** begin **

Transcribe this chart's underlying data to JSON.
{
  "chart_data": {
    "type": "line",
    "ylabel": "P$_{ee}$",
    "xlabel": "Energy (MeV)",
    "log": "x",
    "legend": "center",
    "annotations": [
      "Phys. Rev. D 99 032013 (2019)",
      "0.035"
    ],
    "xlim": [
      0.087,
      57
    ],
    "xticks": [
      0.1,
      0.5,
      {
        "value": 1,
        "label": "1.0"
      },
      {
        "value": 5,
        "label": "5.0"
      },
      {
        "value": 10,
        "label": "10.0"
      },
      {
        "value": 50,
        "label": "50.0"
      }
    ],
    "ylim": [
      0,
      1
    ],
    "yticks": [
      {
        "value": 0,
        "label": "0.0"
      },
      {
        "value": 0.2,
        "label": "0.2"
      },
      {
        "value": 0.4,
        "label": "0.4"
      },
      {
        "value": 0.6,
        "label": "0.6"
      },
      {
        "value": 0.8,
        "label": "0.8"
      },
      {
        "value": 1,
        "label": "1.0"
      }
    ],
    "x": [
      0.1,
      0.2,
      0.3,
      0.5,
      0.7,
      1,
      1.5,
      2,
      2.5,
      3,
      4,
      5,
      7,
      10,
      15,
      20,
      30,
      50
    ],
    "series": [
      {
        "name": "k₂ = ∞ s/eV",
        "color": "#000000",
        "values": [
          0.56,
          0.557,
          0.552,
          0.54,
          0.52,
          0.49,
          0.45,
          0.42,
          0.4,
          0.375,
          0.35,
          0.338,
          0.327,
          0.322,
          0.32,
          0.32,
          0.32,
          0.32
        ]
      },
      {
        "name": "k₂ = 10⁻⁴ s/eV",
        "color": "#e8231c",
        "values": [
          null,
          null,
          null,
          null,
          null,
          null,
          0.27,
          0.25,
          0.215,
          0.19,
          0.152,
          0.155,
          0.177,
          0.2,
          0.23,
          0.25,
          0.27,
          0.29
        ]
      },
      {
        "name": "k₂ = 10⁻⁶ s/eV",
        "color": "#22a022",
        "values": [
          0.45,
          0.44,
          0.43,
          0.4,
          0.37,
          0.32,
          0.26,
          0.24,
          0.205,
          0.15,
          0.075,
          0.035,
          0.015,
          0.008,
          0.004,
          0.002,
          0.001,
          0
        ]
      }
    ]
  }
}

** end **
** begin **

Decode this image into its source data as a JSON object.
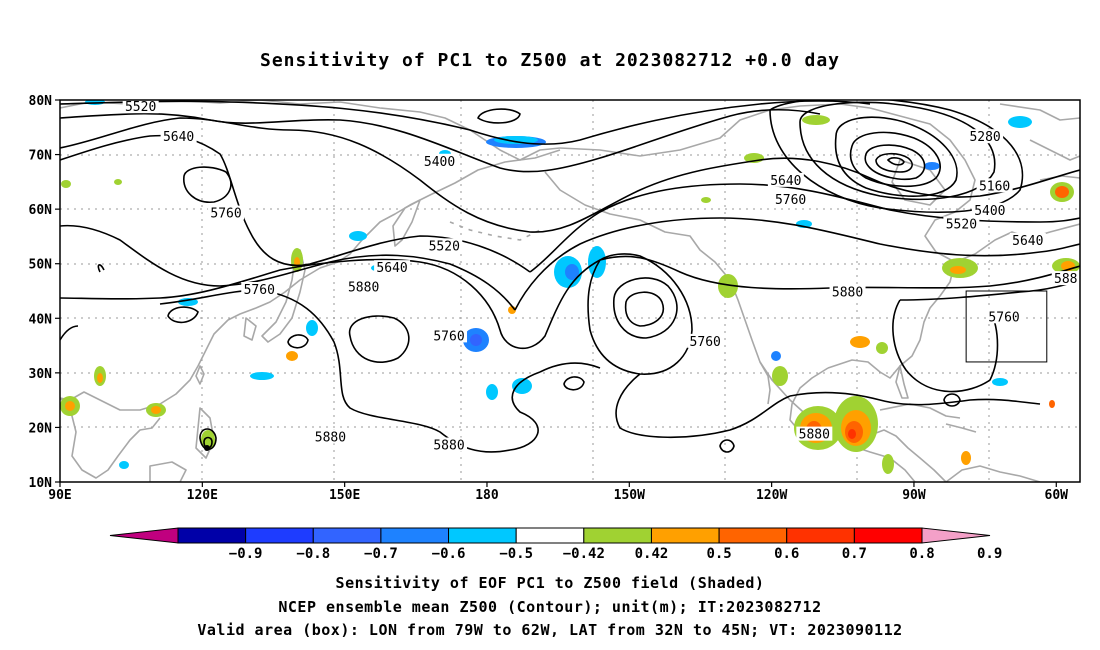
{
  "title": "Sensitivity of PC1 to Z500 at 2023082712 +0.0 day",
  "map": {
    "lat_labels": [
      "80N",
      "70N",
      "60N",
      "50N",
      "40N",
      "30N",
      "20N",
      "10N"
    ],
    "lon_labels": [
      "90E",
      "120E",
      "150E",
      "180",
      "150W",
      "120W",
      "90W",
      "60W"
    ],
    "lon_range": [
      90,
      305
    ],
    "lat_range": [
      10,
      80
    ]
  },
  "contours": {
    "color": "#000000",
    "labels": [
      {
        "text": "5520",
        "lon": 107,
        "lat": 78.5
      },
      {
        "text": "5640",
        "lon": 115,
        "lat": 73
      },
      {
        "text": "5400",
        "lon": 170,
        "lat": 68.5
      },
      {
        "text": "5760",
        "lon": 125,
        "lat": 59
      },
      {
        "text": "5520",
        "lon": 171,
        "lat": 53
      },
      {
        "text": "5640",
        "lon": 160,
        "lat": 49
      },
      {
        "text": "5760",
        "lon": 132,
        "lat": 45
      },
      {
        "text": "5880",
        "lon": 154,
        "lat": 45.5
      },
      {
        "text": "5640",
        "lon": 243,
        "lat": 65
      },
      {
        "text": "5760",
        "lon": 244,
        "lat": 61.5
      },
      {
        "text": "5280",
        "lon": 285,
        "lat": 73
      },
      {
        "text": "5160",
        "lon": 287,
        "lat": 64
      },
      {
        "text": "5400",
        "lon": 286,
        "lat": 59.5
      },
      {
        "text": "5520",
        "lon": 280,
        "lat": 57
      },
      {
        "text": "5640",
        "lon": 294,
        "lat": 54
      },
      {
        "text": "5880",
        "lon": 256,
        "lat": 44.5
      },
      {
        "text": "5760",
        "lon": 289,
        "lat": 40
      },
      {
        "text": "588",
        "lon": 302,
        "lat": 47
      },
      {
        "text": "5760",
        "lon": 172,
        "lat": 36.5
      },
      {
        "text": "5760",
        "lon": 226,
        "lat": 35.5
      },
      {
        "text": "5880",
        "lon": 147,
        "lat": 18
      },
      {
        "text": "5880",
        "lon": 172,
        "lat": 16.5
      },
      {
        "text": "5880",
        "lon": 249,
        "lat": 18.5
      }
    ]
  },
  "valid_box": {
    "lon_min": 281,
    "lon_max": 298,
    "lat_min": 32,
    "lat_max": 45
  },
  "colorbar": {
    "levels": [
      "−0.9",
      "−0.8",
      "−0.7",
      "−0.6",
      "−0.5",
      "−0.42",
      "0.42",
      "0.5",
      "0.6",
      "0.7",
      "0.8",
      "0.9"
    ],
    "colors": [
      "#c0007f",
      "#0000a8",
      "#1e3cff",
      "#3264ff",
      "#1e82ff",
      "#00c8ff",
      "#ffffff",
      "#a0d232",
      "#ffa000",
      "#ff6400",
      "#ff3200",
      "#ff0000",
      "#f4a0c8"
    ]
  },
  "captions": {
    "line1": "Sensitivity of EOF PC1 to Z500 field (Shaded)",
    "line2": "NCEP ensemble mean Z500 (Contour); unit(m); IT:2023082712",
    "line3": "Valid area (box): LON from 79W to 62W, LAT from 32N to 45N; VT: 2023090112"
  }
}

** end **

AIM
Show every line from the listing above in which the string "Sensitivity" appears.

SOLVED PROBLEM
  "title": "Sensitivity of PC1 to Z500 at 2023082712 +0.0 day",
    "line1": "Sensitivity of EOF PC1 to Z500 field (Shaded)",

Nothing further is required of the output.